- Task prompt -
Every line that holds the string "firm" is to be identified and copied.

[Extracted records]
-- BEGIN --
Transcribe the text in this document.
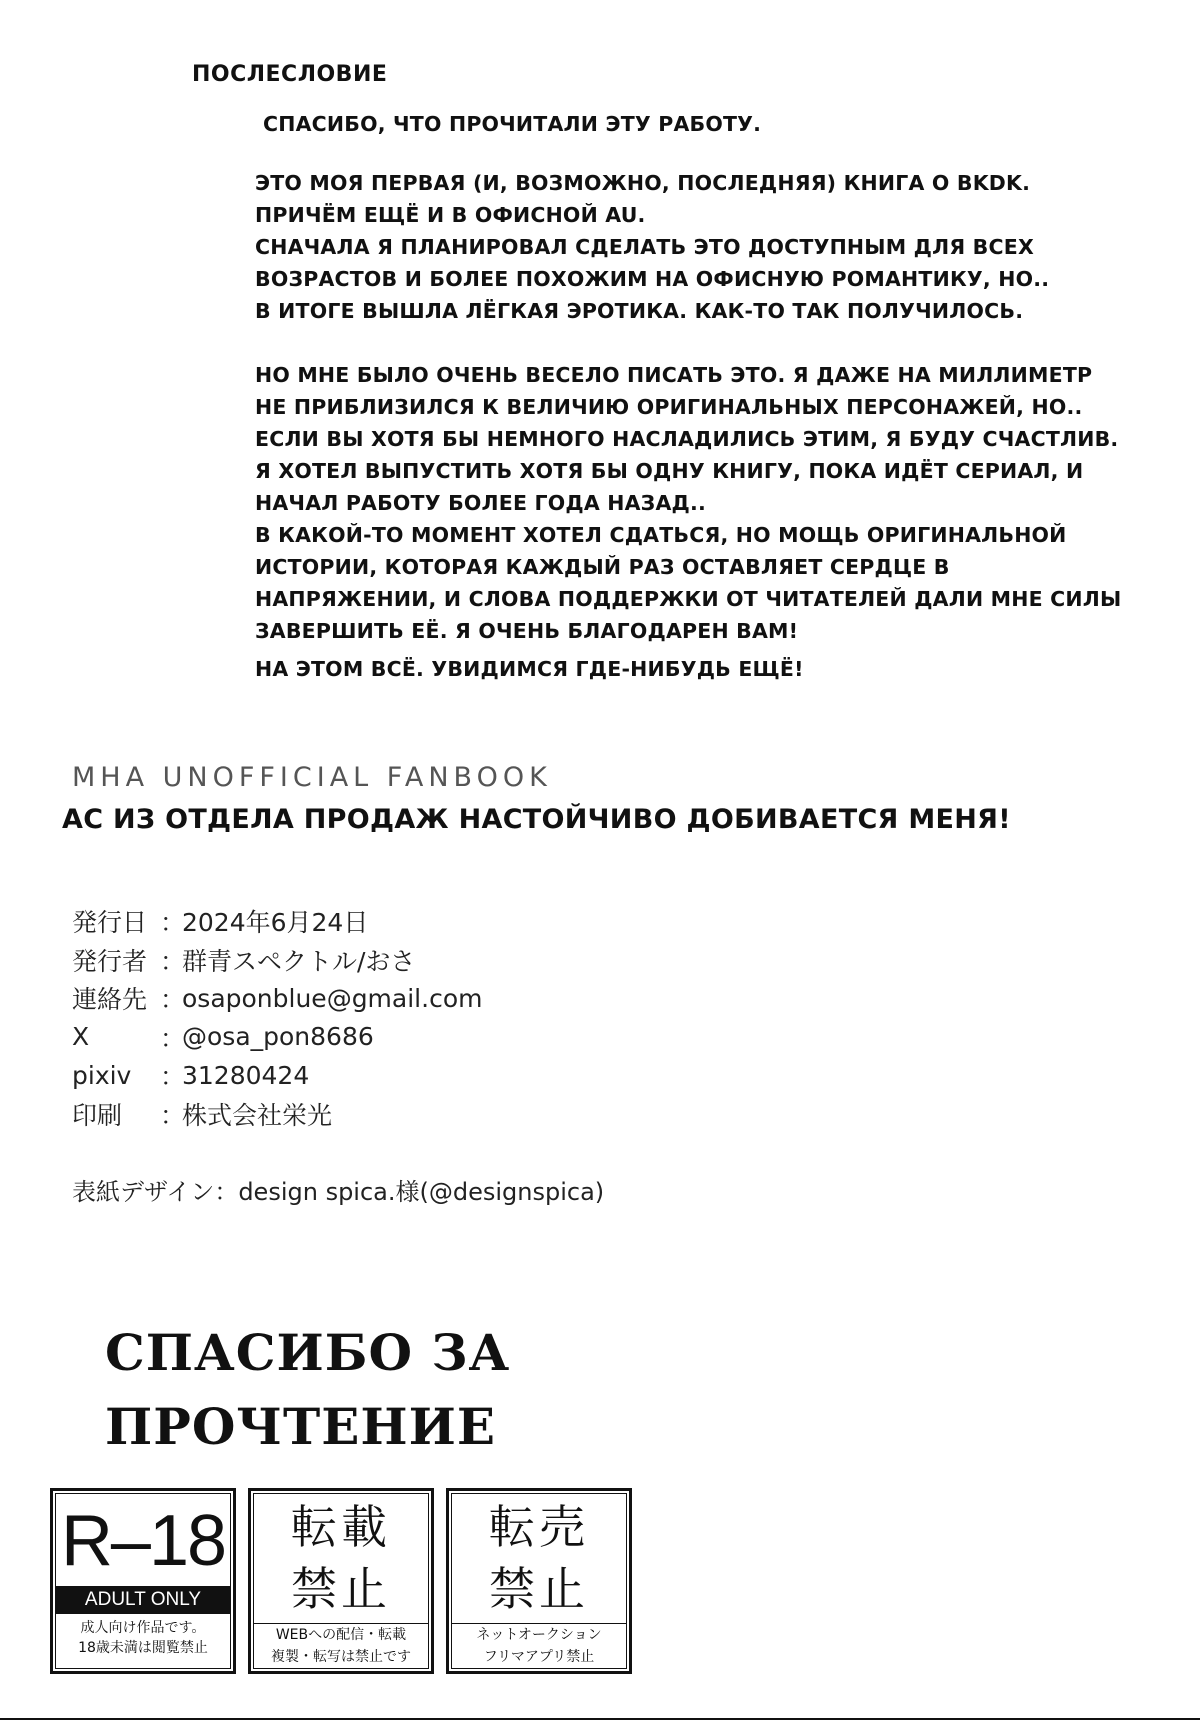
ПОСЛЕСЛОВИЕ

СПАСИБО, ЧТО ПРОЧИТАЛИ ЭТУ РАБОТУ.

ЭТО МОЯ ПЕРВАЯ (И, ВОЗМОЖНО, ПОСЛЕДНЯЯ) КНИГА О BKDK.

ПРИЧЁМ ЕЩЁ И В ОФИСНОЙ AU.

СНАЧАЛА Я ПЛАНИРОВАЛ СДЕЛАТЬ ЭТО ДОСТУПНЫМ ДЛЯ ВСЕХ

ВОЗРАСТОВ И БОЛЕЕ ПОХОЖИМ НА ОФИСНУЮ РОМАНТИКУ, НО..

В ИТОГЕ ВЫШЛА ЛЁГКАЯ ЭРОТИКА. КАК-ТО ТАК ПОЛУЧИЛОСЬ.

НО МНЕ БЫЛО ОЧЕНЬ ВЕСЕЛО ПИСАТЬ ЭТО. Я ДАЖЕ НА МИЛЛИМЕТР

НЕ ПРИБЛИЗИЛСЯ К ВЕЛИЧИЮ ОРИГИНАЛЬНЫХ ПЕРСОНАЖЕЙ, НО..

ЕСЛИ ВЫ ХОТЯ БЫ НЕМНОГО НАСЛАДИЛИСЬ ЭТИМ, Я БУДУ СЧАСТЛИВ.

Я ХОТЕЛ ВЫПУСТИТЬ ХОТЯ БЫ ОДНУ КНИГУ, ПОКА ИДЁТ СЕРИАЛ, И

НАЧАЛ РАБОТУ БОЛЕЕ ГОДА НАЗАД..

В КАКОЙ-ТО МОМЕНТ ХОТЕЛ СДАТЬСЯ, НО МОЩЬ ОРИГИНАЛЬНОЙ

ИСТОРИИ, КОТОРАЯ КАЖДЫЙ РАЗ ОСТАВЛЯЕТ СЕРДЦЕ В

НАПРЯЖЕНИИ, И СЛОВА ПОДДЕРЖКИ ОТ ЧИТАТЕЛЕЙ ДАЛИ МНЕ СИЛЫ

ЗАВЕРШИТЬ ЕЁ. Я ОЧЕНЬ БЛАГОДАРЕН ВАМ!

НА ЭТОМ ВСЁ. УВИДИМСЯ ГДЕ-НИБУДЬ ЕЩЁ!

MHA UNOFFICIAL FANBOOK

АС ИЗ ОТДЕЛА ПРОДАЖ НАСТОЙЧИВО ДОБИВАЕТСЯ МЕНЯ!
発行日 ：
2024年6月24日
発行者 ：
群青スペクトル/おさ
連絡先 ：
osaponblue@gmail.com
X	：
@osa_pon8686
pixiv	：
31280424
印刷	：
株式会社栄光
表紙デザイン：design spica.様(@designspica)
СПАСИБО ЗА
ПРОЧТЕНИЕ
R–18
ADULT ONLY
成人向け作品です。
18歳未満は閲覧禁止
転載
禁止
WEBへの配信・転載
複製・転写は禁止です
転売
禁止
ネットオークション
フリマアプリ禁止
-- END --
-- BEGIN --
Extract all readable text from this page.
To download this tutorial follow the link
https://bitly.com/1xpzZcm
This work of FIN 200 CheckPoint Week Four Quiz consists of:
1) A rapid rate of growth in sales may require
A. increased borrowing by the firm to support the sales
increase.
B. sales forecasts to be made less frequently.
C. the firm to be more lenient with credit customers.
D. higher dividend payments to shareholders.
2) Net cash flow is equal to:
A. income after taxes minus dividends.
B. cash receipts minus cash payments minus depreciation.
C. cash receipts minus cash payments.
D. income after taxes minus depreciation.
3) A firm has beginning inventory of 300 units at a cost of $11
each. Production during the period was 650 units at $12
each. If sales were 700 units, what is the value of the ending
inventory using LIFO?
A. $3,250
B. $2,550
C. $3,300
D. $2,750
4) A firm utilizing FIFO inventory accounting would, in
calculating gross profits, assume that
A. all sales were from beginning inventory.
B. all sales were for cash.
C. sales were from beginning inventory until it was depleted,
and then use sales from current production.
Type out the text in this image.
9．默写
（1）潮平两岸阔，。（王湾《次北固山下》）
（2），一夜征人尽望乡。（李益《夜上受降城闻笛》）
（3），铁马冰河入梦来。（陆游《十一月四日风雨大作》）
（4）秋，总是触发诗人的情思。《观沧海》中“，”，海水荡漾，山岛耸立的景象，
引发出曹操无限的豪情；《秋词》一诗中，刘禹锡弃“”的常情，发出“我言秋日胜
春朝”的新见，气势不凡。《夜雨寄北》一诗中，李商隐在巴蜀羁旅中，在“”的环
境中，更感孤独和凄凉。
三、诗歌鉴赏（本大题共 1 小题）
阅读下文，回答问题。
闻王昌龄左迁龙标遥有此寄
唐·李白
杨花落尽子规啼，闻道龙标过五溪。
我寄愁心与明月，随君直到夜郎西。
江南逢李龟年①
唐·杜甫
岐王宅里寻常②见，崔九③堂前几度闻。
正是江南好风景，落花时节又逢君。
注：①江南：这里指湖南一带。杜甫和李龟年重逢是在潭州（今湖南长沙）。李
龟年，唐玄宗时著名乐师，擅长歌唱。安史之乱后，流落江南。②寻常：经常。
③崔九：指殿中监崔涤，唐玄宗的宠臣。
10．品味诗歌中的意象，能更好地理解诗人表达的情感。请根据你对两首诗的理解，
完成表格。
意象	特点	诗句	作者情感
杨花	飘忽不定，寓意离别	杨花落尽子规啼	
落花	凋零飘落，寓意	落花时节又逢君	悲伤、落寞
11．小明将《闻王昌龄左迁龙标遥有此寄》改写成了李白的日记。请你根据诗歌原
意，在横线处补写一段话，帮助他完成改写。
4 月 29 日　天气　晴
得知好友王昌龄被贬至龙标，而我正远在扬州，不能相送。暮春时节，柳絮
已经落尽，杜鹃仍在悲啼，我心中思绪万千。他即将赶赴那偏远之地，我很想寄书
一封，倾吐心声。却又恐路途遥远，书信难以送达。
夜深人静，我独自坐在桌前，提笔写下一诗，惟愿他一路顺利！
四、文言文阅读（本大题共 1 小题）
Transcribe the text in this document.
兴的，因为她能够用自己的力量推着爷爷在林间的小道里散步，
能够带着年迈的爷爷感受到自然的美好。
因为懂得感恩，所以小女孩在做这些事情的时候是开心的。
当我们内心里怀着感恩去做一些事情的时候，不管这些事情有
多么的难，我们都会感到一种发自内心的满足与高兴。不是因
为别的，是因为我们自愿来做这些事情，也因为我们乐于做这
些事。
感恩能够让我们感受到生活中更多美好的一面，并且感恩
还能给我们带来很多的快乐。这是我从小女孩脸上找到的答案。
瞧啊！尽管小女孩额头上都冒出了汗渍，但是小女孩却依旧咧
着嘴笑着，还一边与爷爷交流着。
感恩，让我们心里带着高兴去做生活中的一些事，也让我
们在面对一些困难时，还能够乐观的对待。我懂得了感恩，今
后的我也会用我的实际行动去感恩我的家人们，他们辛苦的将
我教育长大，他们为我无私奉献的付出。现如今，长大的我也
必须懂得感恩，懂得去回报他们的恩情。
-- END --
- Full output -
A. increased borrowing by the firm to support the sales
C. the firm to be more lenient with credit customers.
3) A firm has beginning inventory of 300 units at a cost of $11
4) A firm utilizing FIFO inventory accounting would, in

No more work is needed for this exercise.